◆ **WHAT THIS TASK INVOLVES**:
Copy each line exactly. Drop every picture.

◆ ◆ ◆

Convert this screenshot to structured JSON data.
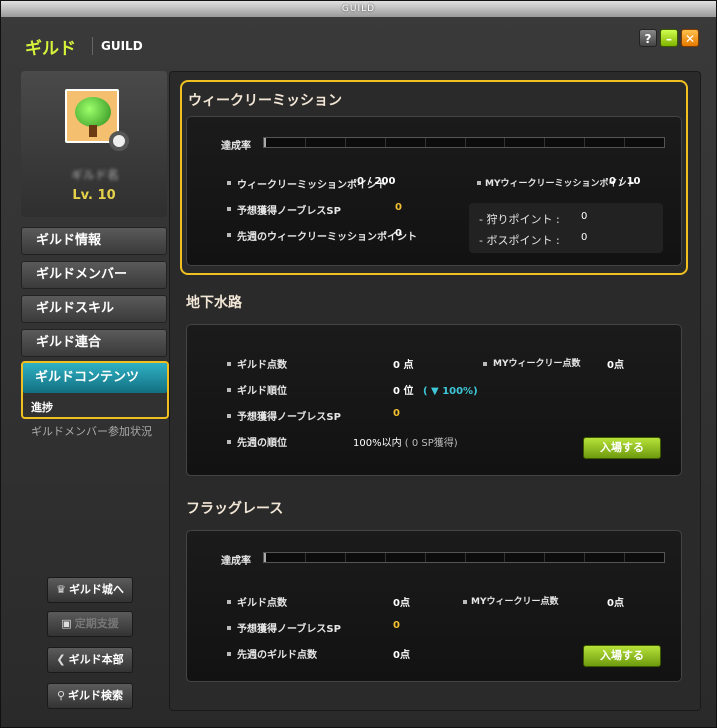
{
  "window": {
    "titlebar": "GUILD",
    "title_jp": "ギルド",
    "title_en": "GUILD"
  },
  "sidebar": {
    "guild_name": "ギルド名",
    "level": "Lv. 10",
    "nav": [
      {
        "label": "ギルド情報"
      },
      {
        "label": "ギルドメンバー"
      },
      {
        "label": "ギルドスキル"
      },
      {
        "label": "ギルド連合"
      },
      {
        "label": "ギルドコンテンツ"
      }
    ],
    "sub_progress": "進捗",
    "sub_participation": "ギルドメンバー参加状況",
    "buttons": {
      "castle": "ギルド城へ",
      "support": "定期支援",
      "hq": "ギルド本部",
      "search": "ギルド検索"
    }
  },
  "weekly": {
    "title": "ウィークリーミッション",
    "progress_label": "達成率",
    "progress_fraction": 0,
    "point_label": "ウィークリーミッションポイント",
    "point_value": "0 / 200",
    "my_point_label": "MYウィークリーミッションポイント",
    "my_point_value": "0 / 10",
    "sp_label": "予想獲得ノーブレスSP",
    "sp_value": "0",
    "last_week_label": "先週のウィークリーミッションポイント",
    "last_week_value": "0",
    "hunt_label": "- 狩りポイント :",
    "hunt_value": "0",
    "boss_label": "- ボスポイント :",
    "boss_value": "0"
  },
  "underground": {
    "title": "地下水路",
    "score_label": "ギルド点数",
    "score_value": "0",
    "score_unit": "点",
    "my_score_label": "MYウィークリー点数",
    "my_score_value": "0",
    "my_score_unit": "点",
    "rank_label": "ギルド順位",
    "rank_value": "0",
    "rank_unit": "位",
    "rank_pct_open": "(",
    "rank_pct_arrow": "▼",
    "rank_pct": "100%",
    "rank_pct_close": ")",
    "sp_label": "予想獲得ノーブレスSP",
    "sp_value": "0",
    "last_rank_label": "先週の順位",
    "last_rank_value": "100%以内",
    "last_rank_sp": "( 0 SP獲得)",
    "enter_button": "入場する"
  },
  "flag_race": {
    "title": "フラッグレース",
    "progress_label": "達成率",
    "progress_fraction": 0,
    "score_label": "ギルド点数",
    "score_value": "0",
    "score_unit": "点",
    "my_score_label": "MYウィークリー点数",
    "my_score_value": "0",
    "my_score_unit": "点",
    "sp_label": "予想獲得ノーブレスSP",
    "sp_value": "0",
    "last_score_label": "先週のギルド点数",
    "last_score_value": "0",
    "last_score_unit": "点",
    "enter_button": "入場する"
  }
}
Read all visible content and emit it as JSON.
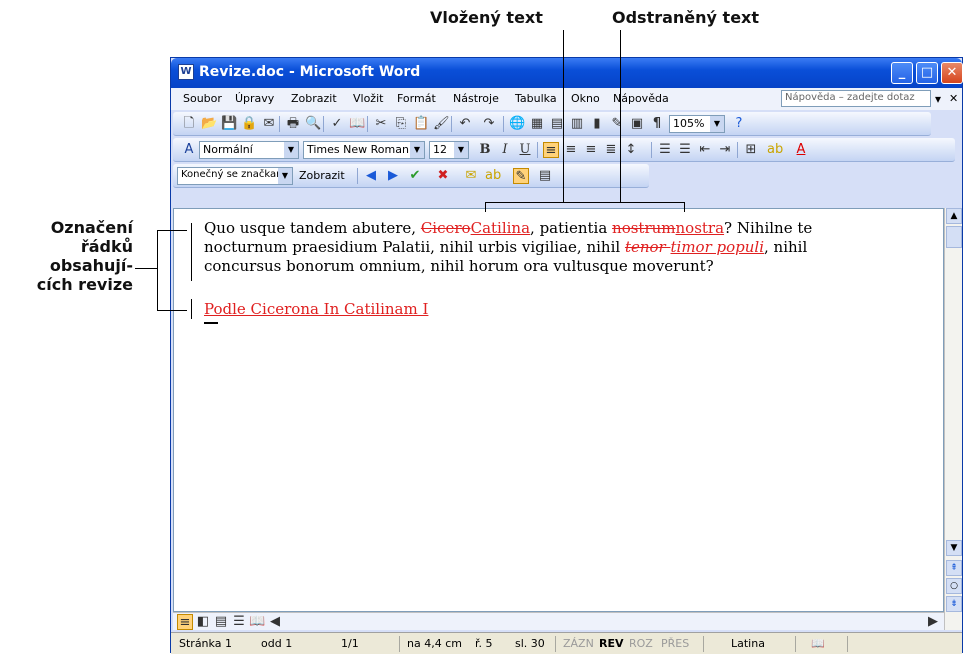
{
  "callouts": {
    "inserted": "Vložený text",
    "deleted": "Odstraněný text",
    "revision_lines": [
      "Označení",
      "řádků",
      "obsahují-",
      "cích revize"
    ]
  },
  "window": {
    "title": "Revize.doc - Microsoft Word",
    "menu": [
      "Soubor",
      "Úpravy",
      "Zobrazit",
      "Vložit",
      "Formát",
      "Nástroje",
      "Tabulka",
      "Okno",
      "Nápověda"
    ],
    "help_placeholder": "Nápověda – zadejte dotaz"
  },
  "toolbar_standard": {
    "zoom": "105%"
  },
  "toolbar_format": {
    "style": "Normální",
    "font": "Times New Roman",
    "size": "12"
  },
  "toolbar_review": {
    "display_mode": "Konečný se značkami",
    "show_label": "Zobrazit"
  },
  "document": {
    "para1_line1": {
      "a": "Quo usque tandem abutere, ",
      "del1": "Cicero",
      "ins1": "Catilina",
      "b": ", patientia ",
      "del2": "nostrum",
      "ins2": "nostra",
      "c": "? Nihilne te"
    },
    "para1_line2": {
      "a": "nocturnum praesidium Palatii, nihil urbis vigiliae, nihil ",
      "del3": "tenor ",
      "ins3": "timor populi",
      "b": ", nihil"
    },
    "para1_line3": "concursus bonorum omnium, nihil horum ora vultusque moverunt?",
    "para2": "Podle Cicerona In Catilinam I"
  },
  "status": {
    "page": "Stránka 1",
    "section": "odd 1",
    "pages": "1/1",
    "at": "na 4,4 cm",
    "line": "ř. 5",
    "col": "sl. 30",
    "rec": "ZÁZN",
    "rev": "REV",
    "ext": "ROZ",
    "ovr": "PŘES",
    "language": "Latina"
  }
}
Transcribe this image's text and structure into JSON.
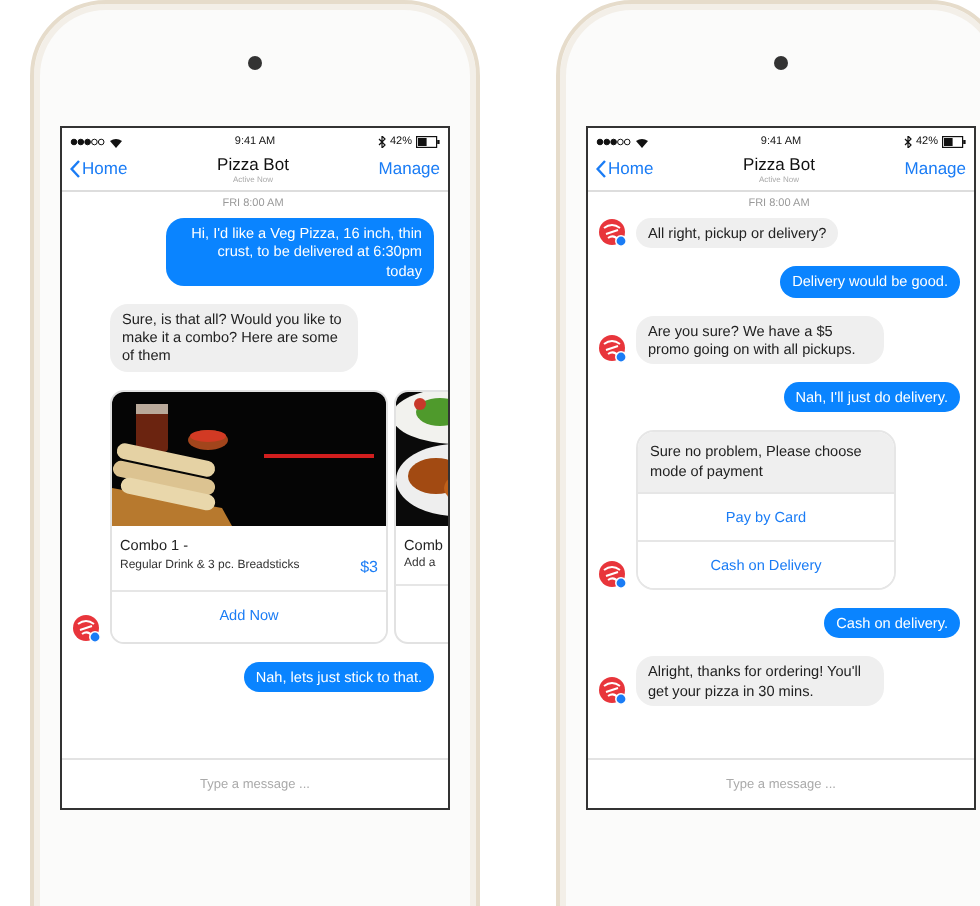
{
  "phones": [
    {
      "status": {
        "time": "9:41 AM",
        "battery": "42%"
      },
      "nav": {
        "back": "Home",
        "title": "Pizza Bot",
        "subtitle": "Active Now",
        "action": "Manage"
      },
      "timestamp": "FRI 8:00 AM",
      "messages": [
        {
          "kind": "outgoing",
          "text": "Hi, I'd like a Veg Pizza, 16 inch, thin crust, to be delivered at 6:30pm today"
        },
        {
          "kind": "incoming",
          "avatar": false,
          "text": "Sure, is that all? Would you like to make it a combo? Here are some of them"
        },
        {
          "kind": "carousel",
          "avatar": true,
          "cards": [
            {
              "title": "Combo 1 -",
              "subtitle": "Regular Drink &  3 pc. Breadsticks",
              "price": "$3",
              "button": "Add Now"
            },
            {
              "title": "Comb",
              "subtitle": "Add a"
            }
          ]
        },
        {
          "kind": "outgoing",
          "text": "Nah, lets just stick to that."
        }
      ],
      "composer": {
        "placeholder": "Type a message ..."
      }
    },
    {
      "status": {
        "time": "9:41 AM",
        "battery": "42%"
      },
      "nav": {
        "back": "Home",
        "title": "Pizza Bot",
        "subtitle": "Active Now",
        "action": "Manage"
      },
      "timestamp": "FRI 8:00 AM",
      "messages": [
        {
          "kind": "incoming",
          "avatar": true,
          "text": "All right, pickup or delivery?"
        },
        {
          "kind": "outgoing",
          "text": "Delivery would be good."
        },
        {
          "kind": "incoming",
          "avatar": true,
          "text": "Are you sure? We have a $5 promo going on with all pickups."
        },
        {
          "kind": "outgoing",
          "text": "Nah, I'll just do delivery."
        },
        {
          "kind": "buttons",
          "avatar": true,
          "text": "Sure no problem, Please choose mode of payment",
          "buttons": [
            "Pay by Card",
            "Cash on Delivery"
          ]
        },
        {
          "kind": "outgoing",
          "text": "Cash on delivery."
        },
        {
          "kind": "incoming",
          "avatar": true,
          "text": "Alright, thanks for ordering! You'll get your pizza in 30 mins."
        }
      ],
      "composer": {
        "placeholder": "Type a message ..."
      }
    }
  ]
}
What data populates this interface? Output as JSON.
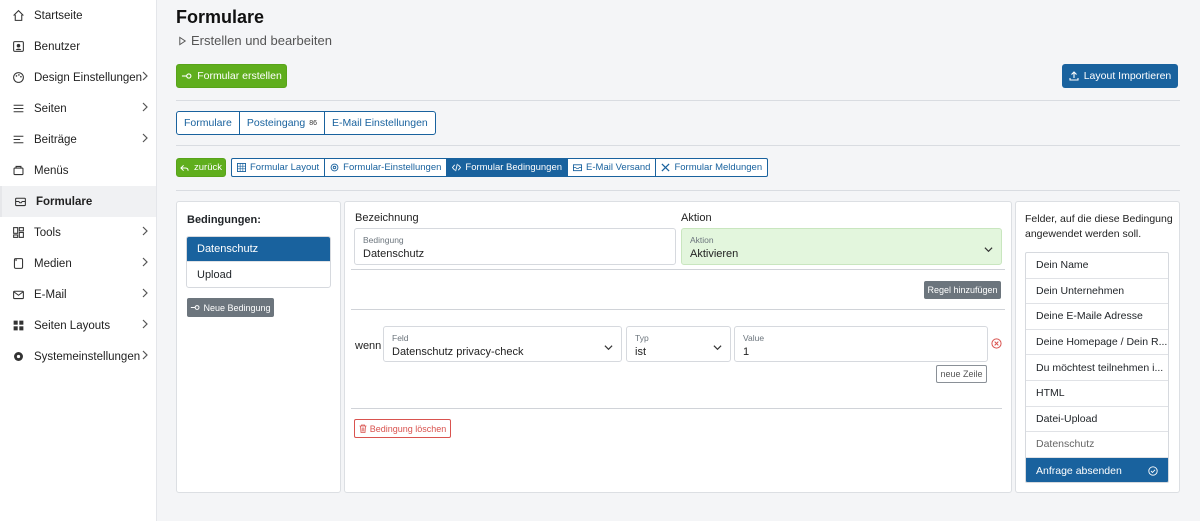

◆ ◆ ◆

◆ **SOLUTION TO THIS PROBLEM**:
Convert this screenshot to structured JSON data.
{
  "window": {
    "titlebar": "GUILD",
    "title_jp": "ギルド",
    "title_en": "GUILD"
  },
  "sidebar": {
    "guild_name": "ギルド名",
    "level": "Lv. 10",
    "nav": [
      {
        "label": "ギルド情報"
      },
      {
        "label": "ギルドメンバー"
      },
      {
        "label": "ギルドスキル"
      },
      {
        "label": "ギルド連合"
      },
      {
        "label": "ギルドコンテンツ"
      }
    ],
    "sub_progress": "進捗",
    "sub_participation": "ギルドメンバー参加状況",
    "buttons": {
      "castle": "ギルド城へ",
      "support": "定期支援",
      "hq": "ギルド本部",
      "search": "ギルド検索"
    }
  },
  "weekly": {
    "title": "ウィークリーミッション",
    "progress_label": "達成率",
    "progress_fraction": 0,
    "point_label": "ウィークリーミッションポイント",
    "point_value": "0 / 200",
    "my_point_label": "MYウィークリーミッションポイント",
    "my_point_value": "0 / 10",
    "sp_label": "予想獲得ノーブレスSP",
    "sp_value": "0",
    "last_week_label": "先週のウィークリーミッションポイント",
    "last_week_value": "0",
    "hunt_label": "- 狩りポイント :",
    "hunt_value": "0",
    "boss_label": "- ボスポイント :",
    "boss_value": "0"
  },
  "underground": {
    "title": "地下水路",
    "score_label": "ギルド点数",
    "score_value": "0",
    "score_unit": "点",
    "my_score_label": "MYウィークリー点数",
    "my_score_value": "0",
    "my_score_unit": "点",
    "rank_label": "ギルド順位",
    "rank_value": "0",
    "rank_unit": "位",
    "rank_pct_open": "(",
    "rank_pct_arrow": "▼",
    "rank_pct": "100%",
    "rank_pct_close": ")",
    "sp_label": "予想獲得ノーブレスSP",
    "sp_value": "0",
    "last_rank_label": "先週の順位",
    "last_rank_value": "100%以内",
    "last_rank_sp": "( 0 SP獲得)",
    "enter_button": "入場する"
  },
  "flag_race": {
    "title": "フラッグレース",
    "progress_label": "達成率",
    "progress_fraction": 0,
    "score_label": "ギルド点数",
    "score_value": "0",
    "score_unit": "点",
    "my_score_label": "MYウィークリー点数",
    "my_score_value": "0",
    "my_score_unit": "点",
    "sp_label": "予想獲得ノーブレスSP",
    "sp_value": "0",
    "last_score_label": "先週のギルド点数",
    "last_score_value": "0",
    "last_score_unit": "点",
    "enter_button": "入場する"
  }
}
Read all visible content and emit it as JSON.
{
  "callouts": {
    "inserted": "Vložený text",
    "deleted": "Odstraněný text",
    "revision_lines": [
      "Označení",
      "řádků",
      "obsahují-",
      "cích revize"
    ]
  },
  "window": {
    "title": "Revize.doc - Microsoft Word",
    "menu": [
      "Soubor",
      "Úpravy",
      "Zobrazit",
      "Vložit",
      "Formát",
      "Nástroje",
      "Tabulka",
      "Okno",
      "Nápověda"
    ],
    "help_placeholder": "Nápověda – zadejte dotaz"
  },
  "toolbar_standard": {
    "zoom": "105%"
  },
  "toolbar_format": {
    "style": "Normální",
    "font": "Times New Roman",
    "size": "12"
  },
  "toolbar_review": {
    "display_mode": "Konečný se značkami",
    "show_label": "Zobrazit"
  },
  "document": {
    "para1_line1": {
      "a": "Quo usque tandem abutere, ",
      "del1": "Cicero",
      "ins1": "Catilina",
      "b": ", patientia ",
      "del2": "nostrum",
      "ins2": "nostra",
      "c": "? Nihilne te"
    },
    "para1_line2": {
      "a": "nocturnum praesidium Palatii, nihil urbis vigiliae, nihil ",
      "del3": "tenor ",
      "ins3": "timor populi",
      "b": ", nihil"
    },
    "para1_line3": "concursus bonorum omnium, nihil horum ora vultusque moverunt?",
    "para2": "Podle Cicerona In Catilinam I"
  },
  "status": {
    "page": "Stránka 1",
    "section": "odd 1",
    "pages": "1/1",
    "at": "na 4,4 cm",
    "line": "ř. 5",
    "col": "sl. 30",
    "rec": "ZÁZN",
    "rev": "REV",
    "ext": "ROZ",
    "ovr": "PŘES",
    "language": "Latina"
  }
}
Transcribe this image's text and structure into JSON.
{
  "phones": [
    {
      "status": {
        "time": "9:41 AM",
        "battery": "42%"
      },
      "nav": {
        "back": "Home",
        "title": "Pizza Bot",
        "subtitle": "Active Now",
        "action": "Manage"
      },
      "timestamp": "FRI 8:00 AM",
      "messages": [
        {
          "kind": "outgoing",
          "text": "Hi, I'd like a Veg Pizza, 16 inch, thin crust, to be delivered at 6:30pm today"
        },
        {
          "kind": "incoming",
          "avatar": false,
          "text": "Sure, is that all? Would you like to make it a combo? Here are some of them"
        },
        {
          "kind": "carousel",
          "avatar": true,
          "cards": [
            {
              "title": "Combo 1 -",
              "subtitle": "Regular Drink &  3 pc. Breadsticks",
              "price": "$3",
              "button": "Add Now"
            },
            {
              "title": "Comb",
              "subtitle": "Add a"
            }
          ]
        },
        {
          "kind": "outgoing",
          "text": "Nah, lets just stick to that."
        }
      ],
      "composer": {
        "placeholder": "Type a message ..."
      }
    },
    {
      "status": {
        "time": "9:41 AM",
        "battery": "42%"
      },
      "nav": {
        "back": "Home",
        "title": "Pizza Bot",
        "subtitle": "Active Now",
        "action": "Manage"
      },
      "timestamp": "FRI 8:00 AM",
      "messages": [
        {
          "kind": "incoming",
          "avatar": true,
          "text": "All right, pickup or delivery?"
        },
        {
          "kind": "outgoing",
          "text": "Delivery would be good."
        },
        {
          "kind": "incoming",
          "avatar": true,
          "text": "Are you sure? We have a $5 promo going on with all pickups."
        },
        {
          "kind": "outgoing",
          "text": "Nah, I'll just do delivery."
        },
        {
          "kind": "buttons",
          "avatar": true,
          "text": "Sure no problem, Please choose mode of payment",
          "buttons": [
            "Pay by Card",
            "Cash on Delivery"
          ]
        },
        {
          "kind": "outgoing",
          "text": "Cash on delivery."
        },
        {
          "kind": "incoming",
          "avatar": true,
          "text": "Alright, thanks for ordering! You'll get your pizza in 30 mins."
        }
      ],
      "composer": {
        "placeholder": "Type a message ..."
      }
    }
  ]
}
What data populates this interface? Output as JSON.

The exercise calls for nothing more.